--- Given task ---
Check each line below for the word "Mordor", and copy those that have it.

--- Data listing ---
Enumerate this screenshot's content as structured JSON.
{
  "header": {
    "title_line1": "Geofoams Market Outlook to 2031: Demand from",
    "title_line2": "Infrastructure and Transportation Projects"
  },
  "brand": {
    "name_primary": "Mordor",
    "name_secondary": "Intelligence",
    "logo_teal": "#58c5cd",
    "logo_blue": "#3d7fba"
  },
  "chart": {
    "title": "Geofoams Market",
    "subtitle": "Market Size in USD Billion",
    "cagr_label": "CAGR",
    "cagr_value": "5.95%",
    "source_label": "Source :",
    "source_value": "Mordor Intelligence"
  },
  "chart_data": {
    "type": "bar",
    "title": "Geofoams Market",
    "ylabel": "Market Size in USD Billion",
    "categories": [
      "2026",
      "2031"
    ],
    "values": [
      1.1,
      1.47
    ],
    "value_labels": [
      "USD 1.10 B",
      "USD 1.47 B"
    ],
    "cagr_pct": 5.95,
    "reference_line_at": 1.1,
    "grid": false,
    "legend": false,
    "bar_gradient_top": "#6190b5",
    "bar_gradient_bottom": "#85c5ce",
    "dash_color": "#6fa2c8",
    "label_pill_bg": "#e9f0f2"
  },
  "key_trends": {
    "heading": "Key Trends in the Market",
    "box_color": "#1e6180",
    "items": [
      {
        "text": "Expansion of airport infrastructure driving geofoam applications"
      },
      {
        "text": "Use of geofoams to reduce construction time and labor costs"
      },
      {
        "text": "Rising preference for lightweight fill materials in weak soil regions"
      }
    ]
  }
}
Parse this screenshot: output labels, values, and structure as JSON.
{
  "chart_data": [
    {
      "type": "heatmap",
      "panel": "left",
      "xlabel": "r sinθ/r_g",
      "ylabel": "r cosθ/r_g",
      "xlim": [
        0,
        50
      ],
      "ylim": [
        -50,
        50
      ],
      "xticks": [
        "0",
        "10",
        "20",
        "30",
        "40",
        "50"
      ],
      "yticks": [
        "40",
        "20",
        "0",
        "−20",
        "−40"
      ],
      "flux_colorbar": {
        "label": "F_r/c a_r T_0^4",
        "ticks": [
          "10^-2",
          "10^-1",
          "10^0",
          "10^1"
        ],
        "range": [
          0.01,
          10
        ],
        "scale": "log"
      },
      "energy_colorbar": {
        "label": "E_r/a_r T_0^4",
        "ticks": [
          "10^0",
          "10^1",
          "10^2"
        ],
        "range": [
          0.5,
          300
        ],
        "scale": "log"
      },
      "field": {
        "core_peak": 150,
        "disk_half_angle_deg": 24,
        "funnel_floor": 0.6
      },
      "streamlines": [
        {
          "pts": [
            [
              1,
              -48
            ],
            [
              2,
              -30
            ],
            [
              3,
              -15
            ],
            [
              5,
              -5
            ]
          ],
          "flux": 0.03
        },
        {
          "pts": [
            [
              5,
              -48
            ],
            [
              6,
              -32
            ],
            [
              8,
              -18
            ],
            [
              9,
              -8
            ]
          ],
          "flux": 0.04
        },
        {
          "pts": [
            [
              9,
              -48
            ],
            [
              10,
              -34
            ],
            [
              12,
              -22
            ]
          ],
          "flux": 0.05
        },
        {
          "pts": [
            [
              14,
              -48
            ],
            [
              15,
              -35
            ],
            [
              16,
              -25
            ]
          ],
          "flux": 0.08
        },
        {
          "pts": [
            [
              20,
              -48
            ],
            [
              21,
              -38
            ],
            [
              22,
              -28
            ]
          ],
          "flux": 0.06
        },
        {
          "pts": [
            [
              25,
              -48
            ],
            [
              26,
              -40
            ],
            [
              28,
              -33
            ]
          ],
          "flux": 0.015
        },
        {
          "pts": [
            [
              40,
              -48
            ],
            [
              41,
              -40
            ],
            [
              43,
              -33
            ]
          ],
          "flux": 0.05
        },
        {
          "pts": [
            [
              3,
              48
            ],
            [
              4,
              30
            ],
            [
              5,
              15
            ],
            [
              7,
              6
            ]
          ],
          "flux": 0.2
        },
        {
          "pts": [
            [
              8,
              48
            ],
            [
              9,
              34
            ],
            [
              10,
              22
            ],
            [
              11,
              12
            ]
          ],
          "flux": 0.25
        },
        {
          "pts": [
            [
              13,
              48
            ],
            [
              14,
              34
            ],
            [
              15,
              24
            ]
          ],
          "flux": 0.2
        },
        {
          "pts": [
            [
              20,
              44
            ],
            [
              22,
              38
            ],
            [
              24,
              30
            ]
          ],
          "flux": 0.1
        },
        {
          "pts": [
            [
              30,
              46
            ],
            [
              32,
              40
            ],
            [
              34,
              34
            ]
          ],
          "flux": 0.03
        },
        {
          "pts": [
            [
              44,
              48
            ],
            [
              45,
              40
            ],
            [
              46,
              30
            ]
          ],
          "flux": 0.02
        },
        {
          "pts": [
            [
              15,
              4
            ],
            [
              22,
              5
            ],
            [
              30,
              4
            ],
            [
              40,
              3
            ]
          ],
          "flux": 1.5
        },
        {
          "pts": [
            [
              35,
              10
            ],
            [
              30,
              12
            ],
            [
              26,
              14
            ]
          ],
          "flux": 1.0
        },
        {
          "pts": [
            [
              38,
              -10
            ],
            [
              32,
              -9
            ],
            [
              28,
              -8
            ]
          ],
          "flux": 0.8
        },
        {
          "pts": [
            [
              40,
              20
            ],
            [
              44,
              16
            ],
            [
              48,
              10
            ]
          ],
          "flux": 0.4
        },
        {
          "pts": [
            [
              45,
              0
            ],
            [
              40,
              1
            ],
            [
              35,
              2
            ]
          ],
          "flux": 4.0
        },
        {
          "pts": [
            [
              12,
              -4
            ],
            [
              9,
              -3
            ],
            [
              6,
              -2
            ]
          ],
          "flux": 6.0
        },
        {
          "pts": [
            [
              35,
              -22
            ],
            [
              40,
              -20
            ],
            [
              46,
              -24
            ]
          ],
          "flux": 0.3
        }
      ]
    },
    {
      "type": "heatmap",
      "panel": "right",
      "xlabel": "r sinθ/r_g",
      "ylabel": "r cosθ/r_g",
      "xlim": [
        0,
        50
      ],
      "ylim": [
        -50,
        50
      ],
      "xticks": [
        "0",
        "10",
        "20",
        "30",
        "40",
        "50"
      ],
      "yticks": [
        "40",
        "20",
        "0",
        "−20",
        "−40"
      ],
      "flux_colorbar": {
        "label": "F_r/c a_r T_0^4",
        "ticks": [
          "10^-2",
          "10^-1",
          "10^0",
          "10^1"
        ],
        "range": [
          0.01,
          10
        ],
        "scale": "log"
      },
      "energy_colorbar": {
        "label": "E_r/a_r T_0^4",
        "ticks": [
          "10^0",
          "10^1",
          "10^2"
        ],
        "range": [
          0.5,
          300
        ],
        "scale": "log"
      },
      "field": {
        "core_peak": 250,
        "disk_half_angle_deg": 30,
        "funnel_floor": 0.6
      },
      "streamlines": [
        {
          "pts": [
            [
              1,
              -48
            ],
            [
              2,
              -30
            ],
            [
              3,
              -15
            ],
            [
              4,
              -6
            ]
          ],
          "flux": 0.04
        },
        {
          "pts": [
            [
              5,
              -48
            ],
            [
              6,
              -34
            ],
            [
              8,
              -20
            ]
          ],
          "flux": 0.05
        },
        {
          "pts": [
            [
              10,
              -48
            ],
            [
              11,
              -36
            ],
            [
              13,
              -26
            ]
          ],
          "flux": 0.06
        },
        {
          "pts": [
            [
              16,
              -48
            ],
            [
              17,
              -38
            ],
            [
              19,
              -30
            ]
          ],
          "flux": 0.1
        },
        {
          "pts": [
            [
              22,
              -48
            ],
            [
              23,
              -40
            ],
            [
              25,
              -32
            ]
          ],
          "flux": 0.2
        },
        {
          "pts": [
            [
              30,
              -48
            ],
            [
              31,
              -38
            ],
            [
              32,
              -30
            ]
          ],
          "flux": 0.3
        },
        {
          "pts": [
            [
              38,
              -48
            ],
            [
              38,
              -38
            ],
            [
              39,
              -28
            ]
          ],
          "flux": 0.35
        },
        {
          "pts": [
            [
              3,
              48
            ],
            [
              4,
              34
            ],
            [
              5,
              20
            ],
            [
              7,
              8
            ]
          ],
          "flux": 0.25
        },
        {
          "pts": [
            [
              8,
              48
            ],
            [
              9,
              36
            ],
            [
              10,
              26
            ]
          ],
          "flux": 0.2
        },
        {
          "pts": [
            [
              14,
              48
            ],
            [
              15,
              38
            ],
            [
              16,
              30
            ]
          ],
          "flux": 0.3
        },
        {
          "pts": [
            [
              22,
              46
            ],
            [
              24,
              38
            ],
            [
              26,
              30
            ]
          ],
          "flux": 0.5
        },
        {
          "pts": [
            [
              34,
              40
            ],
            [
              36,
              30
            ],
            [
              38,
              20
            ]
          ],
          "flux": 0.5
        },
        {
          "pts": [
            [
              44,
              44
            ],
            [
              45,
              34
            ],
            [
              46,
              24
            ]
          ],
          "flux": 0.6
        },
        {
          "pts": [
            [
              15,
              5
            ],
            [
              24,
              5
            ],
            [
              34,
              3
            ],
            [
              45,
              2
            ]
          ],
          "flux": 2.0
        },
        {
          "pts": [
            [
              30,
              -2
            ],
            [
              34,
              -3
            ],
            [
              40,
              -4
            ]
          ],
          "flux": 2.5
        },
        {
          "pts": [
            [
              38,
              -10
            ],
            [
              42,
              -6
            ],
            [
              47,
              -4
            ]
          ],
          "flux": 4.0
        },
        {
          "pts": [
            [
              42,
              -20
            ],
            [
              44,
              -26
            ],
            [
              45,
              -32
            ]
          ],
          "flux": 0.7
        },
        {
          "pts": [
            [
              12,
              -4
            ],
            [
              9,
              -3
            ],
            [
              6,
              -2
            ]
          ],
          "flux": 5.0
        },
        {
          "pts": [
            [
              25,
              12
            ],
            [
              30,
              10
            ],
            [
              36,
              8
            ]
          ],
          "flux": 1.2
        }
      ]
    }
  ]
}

--- Response below ---
    "name_primary": "Mordor",
    "source_value": "Mordor Intelligence"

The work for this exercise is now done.